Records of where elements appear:
## start

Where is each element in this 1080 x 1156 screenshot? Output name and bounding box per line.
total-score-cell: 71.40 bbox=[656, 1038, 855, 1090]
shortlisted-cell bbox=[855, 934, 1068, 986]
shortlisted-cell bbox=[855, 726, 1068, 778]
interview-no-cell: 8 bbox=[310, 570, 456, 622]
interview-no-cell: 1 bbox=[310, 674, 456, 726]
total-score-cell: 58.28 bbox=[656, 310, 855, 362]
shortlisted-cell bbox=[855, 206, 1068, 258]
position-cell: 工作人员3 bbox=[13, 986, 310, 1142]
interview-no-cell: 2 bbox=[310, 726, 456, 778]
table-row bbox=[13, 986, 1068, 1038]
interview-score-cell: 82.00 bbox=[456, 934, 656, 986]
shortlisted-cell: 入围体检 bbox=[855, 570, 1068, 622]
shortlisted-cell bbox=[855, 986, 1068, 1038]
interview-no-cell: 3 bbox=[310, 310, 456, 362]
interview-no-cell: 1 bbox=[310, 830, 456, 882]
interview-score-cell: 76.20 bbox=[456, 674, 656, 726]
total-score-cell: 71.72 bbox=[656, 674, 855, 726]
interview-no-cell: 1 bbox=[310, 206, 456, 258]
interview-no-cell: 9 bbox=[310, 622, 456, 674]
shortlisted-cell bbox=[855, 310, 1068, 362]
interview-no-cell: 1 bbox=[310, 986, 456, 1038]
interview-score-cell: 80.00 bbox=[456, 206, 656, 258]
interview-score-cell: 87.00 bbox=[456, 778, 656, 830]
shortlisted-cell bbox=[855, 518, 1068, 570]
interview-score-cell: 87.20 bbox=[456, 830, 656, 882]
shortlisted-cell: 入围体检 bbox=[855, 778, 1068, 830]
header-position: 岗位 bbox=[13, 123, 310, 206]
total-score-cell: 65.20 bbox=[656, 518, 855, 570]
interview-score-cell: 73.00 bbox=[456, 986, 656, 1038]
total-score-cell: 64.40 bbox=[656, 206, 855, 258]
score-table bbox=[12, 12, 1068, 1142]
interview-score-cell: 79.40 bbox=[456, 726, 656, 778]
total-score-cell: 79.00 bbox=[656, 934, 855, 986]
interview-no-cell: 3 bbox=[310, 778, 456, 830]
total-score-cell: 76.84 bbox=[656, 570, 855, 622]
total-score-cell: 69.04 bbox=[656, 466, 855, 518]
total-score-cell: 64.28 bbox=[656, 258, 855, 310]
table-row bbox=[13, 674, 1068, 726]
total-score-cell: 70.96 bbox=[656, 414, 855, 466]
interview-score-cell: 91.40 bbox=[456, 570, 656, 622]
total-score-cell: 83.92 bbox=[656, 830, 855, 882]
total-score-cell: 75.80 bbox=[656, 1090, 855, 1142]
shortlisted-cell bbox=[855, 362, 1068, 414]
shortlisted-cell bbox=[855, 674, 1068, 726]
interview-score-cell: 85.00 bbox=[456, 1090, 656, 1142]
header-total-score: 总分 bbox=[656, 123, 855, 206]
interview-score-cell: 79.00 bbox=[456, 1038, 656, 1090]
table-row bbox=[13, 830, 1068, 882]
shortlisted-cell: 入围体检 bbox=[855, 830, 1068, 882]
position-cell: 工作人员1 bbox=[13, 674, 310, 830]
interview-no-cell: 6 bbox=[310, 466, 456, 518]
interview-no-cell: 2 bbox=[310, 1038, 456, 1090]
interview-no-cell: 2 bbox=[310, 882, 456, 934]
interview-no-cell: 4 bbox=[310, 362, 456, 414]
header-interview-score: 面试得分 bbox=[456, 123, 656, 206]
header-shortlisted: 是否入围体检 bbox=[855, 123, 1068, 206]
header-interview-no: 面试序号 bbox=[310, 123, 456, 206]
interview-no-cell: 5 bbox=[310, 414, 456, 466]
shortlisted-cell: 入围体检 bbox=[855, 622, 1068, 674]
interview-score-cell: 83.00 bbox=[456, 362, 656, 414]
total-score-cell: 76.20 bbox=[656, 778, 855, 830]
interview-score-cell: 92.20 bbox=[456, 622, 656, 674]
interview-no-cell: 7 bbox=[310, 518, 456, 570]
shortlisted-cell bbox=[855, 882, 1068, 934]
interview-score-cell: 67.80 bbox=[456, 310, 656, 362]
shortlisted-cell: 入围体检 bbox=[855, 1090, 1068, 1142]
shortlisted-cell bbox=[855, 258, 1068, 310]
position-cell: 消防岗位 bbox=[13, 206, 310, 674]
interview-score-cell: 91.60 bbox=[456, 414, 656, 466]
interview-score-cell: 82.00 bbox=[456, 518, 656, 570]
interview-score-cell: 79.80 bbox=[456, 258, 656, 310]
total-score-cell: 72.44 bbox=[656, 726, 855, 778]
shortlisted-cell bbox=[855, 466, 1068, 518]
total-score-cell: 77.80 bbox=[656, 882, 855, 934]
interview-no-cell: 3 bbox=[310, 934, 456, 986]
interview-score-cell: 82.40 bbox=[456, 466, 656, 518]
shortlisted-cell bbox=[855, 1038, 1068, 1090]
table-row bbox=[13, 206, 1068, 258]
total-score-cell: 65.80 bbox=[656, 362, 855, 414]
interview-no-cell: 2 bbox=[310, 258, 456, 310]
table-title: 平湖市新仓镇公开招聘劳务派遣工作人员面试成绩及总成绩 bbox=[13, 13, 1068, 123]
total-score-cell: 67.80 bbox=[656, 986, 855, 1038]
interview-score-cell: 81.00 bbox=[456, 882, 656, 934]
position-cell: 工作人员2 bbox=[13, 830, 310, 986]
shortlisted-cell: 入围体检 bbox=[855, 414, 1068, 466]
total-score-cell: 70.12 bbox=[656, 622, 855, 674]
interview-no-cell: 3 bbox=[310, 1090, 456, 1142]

## end
## start

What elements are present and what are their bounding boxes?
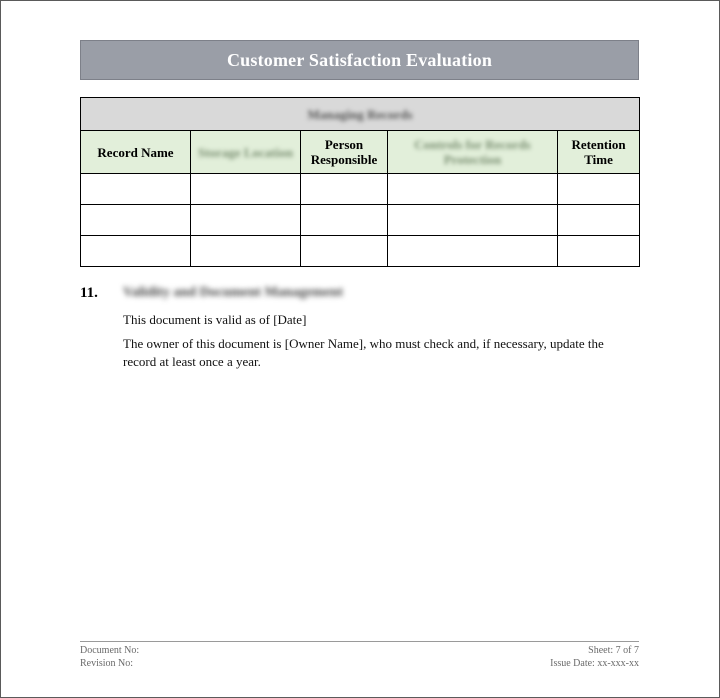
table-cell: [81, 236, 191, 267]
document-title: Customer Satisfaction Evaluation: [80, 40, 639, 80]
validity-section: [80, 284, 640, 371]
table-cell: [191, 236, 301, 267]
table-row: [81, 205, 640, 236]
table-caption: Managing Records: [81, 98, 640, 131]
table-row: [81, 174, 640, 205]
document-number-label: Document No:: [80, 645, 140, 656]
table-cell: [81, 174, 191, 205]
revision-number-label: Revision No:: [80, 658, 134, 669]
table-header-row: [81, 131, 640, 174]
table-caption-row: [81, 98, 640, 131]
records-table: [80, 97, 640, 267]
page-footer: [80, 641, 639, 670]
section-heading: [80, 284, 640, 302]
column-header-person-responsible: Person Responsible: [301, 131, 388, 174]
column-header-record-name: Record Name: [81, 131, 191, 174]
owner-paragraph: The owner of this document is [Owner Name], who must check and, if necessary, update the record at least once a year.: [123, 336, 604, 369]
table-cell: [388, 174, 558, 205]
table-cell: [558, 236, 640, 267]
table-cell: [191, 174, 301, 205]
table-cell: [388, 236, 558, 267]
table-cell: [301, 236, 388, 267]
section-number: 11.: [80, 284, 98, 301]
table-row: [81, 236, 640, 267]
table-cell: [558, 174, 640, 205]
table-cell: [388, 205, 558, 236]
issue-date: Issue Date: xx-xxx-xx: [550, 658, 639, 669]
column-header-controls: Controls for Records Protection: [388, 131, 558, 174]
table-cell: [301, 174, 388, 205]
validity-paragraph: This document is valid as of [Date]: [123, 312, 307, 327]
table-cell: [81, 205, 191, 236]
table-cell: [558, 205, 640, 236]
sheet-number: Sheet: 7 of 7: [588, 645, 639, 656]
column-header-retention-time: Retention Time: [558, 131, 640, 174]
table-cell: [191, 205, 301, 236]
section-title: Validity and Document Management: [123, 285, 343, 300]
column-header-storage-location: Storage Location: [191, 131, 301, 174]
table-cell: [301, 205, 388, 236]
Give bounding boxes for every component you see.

## end

# What is being asked
Output the rows exactly as they appear, beginning at the line that contains "Where is each" and stopping after the line that contains "interview-no-cell: 3 bbox=[310, 778, 456, 830]".

# Right answer
Where is each element in this 1080 x 1156 screenshot? Output name and bounding box per line.
total-score-cell: 71.40 bbox=[656, 1038, 855, 1090]
shortlisted-cell bbox=[855, 934, 1068, 986]
shortlisted-cell bbox=[855, 726, 1068, 778]
interview-no-cell: 8 bbox=[310, 570, 456, 622]
interview-no-cell: 1 bbox=[310, 674, 456, 726]
total-score-cell: 58.28 bbox=[656, 310, 855, 362]
shortlisted-cell bbox=[855, 206, 1068, 258]
position-cell: 工作人员3 bbox=[13, 986, 310, 1142]
interview-no-cell: 2 bbox=[310, 726, 456, 778]
table-row bbox=[13, 986, 1068, 1038]
interview-score-cell: 82.00 bbox=[456, 934, 656, 986]
shortlisted-cell: 入围体检 bbox=[855, 570, 1068, 622]
shortlisted-cell bbox=[855, 986, 1068, 1038]
interview-no-cell: 3 bbox=[310, 310, 456, 362]
interview-no-cell: 1 bbox=[310, 830, 456, 882]
interview-score-cell: 76.20 bbox=[456, 674, 656, 726]
total-score-cell: 71.72 bbox=[656, 674, 855, 726]
interview-no-cell: 1 bbox=[310, 206, 456, 258]
interview-no-cell: 9 bbox=[310, 622, 456, 674]
shortlisted-cell bbox=[855, 310, 1068, 362]
interview-no-cell: 1 bbox=[310, 986, 456, 1038]
interview-score-cell: 80.00 bbox=[456, 206, 656, 258]
interview-score-cell: 87.00 bbox=[456, 778, 656, 830]
shortlisted-cell bbox=[855, 518, 1068, 570]
interview-score-cell: 87.20 bbox=[456, 830, 656, 882]
shortlisted-cell: 入围体检 bbox=[855, 778, 1068, 830]
header-position: 岗位 bbox=[13, 123, 310, 206]
total-score-cell: 65.20 bbox=[656, 518, 855, 570]
interview-score-cell: 73.00 bbox=[456, 986, 656, 1038]
total-score-cell: 64.40 bbox=[656, 206, 855, 258]
score-table bbox=[12, 12, 1068, 1142]
interview-score-cell: 79.40 bbox=[456, 726, 656, 778]
total-score-cell: 79.00 bbox=[656, 934, 855, 986]
interview-no-cell: 3 bbox=[310, 778, 456, 830]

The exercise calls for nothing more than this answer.